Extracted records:
⁂

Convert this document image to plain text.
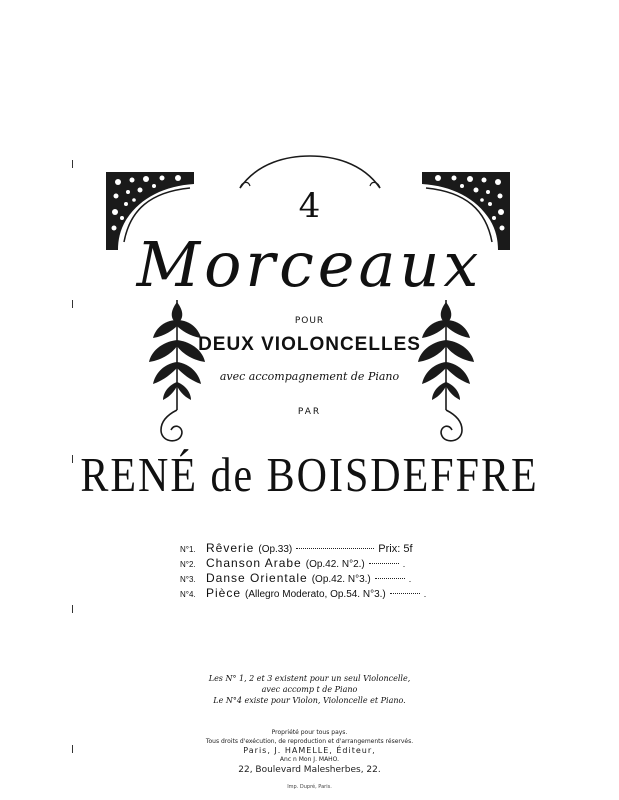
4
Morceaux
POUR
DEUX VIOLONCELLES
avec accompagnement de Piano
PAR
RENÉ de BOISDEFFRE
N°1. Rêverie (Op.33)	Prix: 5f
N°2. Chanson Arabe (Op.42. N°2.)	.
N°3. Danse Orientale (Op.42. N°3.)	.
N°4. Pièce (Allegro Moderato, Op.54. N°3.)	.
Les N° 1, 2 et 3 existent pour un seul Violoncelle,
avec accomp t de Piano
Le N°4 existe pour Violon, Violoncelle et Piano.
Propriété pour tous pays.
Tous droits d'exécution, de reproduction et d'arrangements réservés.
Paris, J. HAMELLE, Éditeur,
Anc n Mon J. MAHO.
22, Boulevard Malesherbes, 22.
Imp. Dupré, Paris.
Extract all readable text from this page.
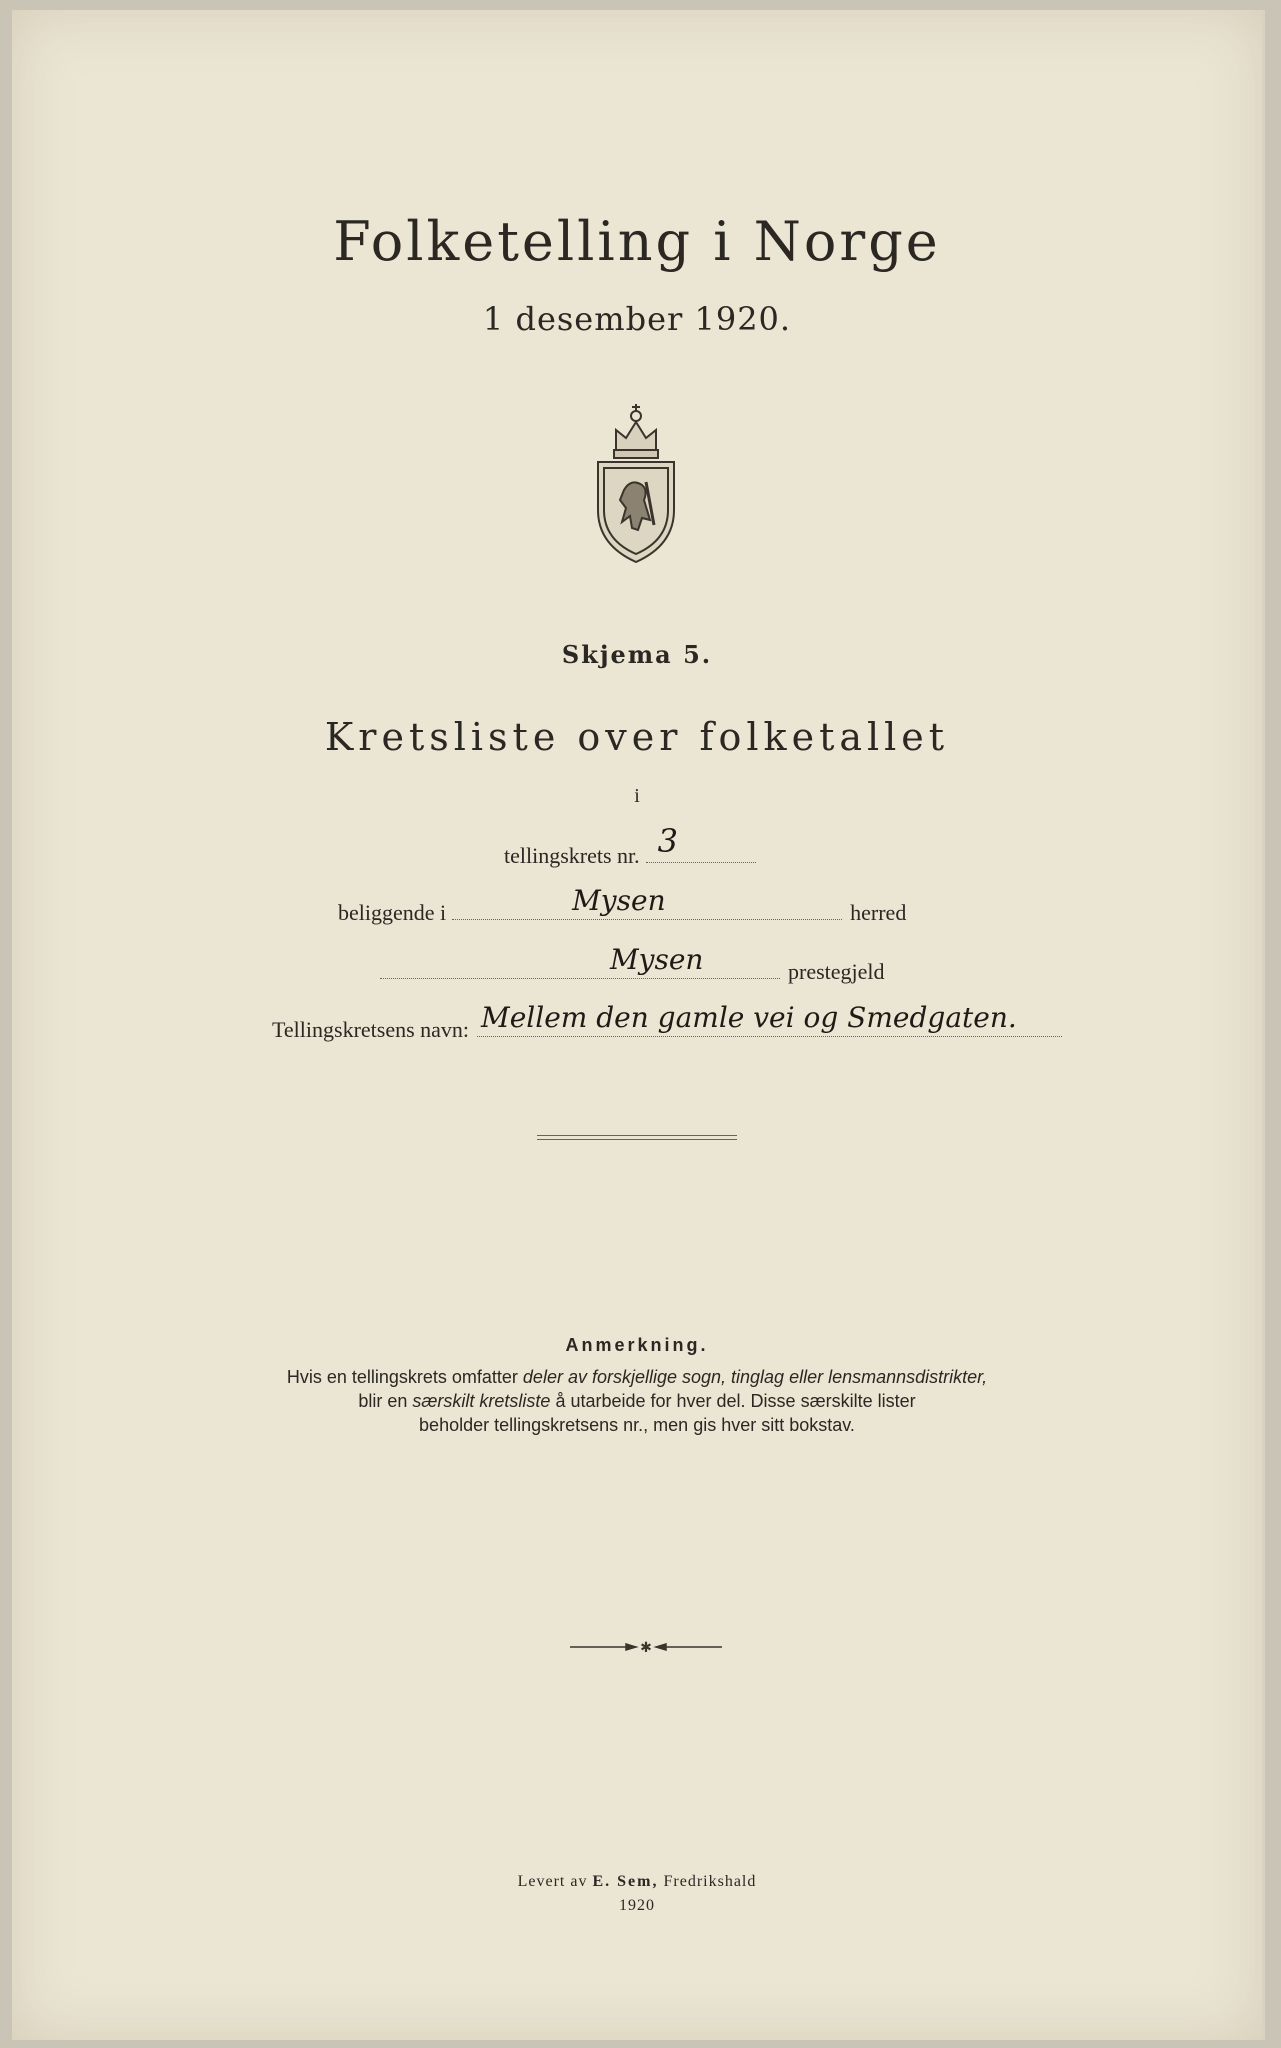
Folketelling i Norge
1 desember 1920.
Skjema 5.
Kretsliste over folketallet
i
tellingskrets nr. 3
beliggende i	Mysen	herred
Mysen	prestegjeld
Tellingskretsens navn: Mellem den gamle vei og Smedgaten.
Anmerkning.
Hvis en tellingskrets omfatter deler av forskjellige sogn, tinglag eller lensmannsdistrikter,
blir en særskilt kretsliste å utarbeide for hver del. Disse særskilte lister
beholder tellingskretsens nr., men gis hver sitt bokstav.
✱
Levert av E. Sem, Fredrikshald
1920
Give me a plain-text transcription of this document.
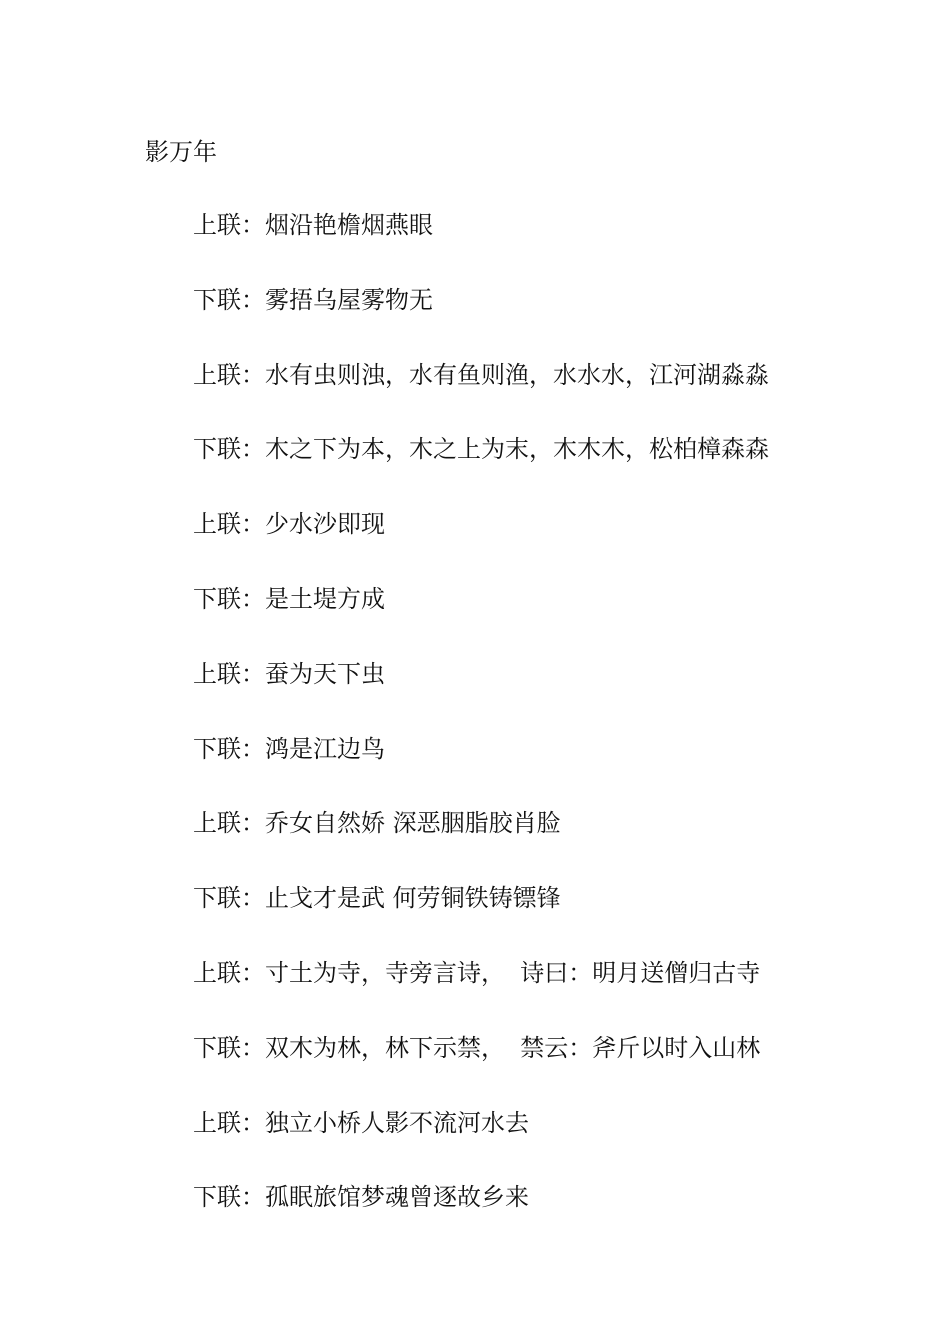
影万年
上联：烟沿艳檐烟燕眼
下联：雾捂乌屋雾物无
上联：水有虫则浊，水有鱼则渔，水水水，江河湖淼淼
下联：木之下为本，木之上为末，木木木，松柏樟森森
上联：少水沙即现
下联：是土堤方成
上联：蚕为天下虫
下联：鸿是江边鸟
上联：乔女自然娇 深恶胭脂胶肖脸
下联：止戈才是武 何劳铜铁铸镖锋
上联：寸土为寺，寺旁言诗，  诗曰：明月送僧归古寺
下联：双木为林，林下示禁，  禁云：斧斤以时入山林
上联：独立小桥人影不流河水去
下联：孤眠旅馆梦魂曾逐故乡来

⁂

## EXERCISE DETAILS
Images should not appear in the copy; retype the listing above exactly.

## CORRECT ANSWER
Convert this document image to plain text.
4
Morceaux
POUR
DEUX VIOLONCELLES
avec accompagnement de Piano
PAR
RENÉ de BOISDEFFRE
N°1. Rêverie (Op.33)	Prix: 5f
N°2. Chanson Arabe (Op.42. N°2.)	.
N°3. Danse Orientale (Op.42. N°3.)	.
N°4. Pièce (Allegro Moderato, Op.54. N°3.)	.
Les N° 1, 2 et 3 existent pour un seul Violoncelle,
avec accomp t de Piano
Le N°4 existe pour Violon, Violoncelle et Piano.
Propriété pour tous pays.
Tous droits d'exécution, de reproduction et d'arrangements réservés.
Paris, J. HAMELLE, Éditeur,
Anc n Mon J. MAHO.
22, Boulevard Malesherbes, 22.
Imp. Dupré, Paris.
Extract all readable text from this page.
Folketelling i Norge
1 desember 1920.
Skjema 5.
Kretsliste over folketallet
i
tellingskrets nr. 3
beliggende i	Mysen	herred
Mysen	prestegjeld
Tellingskretsens navn: Mellem den gamle vei og Smedgaten.
Anmerkning.
Hvis en tellingskrets omfatter deler av forskjellige sogn, tinglag eller lensmannsdistrikter,
blir en særskilt kretsliste å utarbeide for hver del. Disse særskilte lister
beholder tellingskretsens nr., men gis hver sitt bokstav.
✱
Levert av E. Sem, Fredrikshald
1920
Give me a plain-text transcription of this document.
影万年
上联：烟沿艳檐烟燕眼
下联：雾捂乌屋雾物无
上联：水有虫则浊，水有鱼则渔，水水水，江河湖淼淼
下联：木之下为本，木之上为末，木木木，松柏樟森森
上联：少水沙即现
下联：是土堤方成
上联：蚕为天下虫
下联：鸿是江边鸟
上联：乔女自然娇 深恶胭脂胶肖脸
下联：止戈才是武 何劳铜铁铸镖锋
上联：寸土为寺，寺旁言诗，  诗曰：明月送僧归古寺
下联：双木为林，林下示禁，  禁云：斧斤以时入山林
上联：独立小桥人影不流河水去
下联：孤眠旅馆梦魂曾逐故乡来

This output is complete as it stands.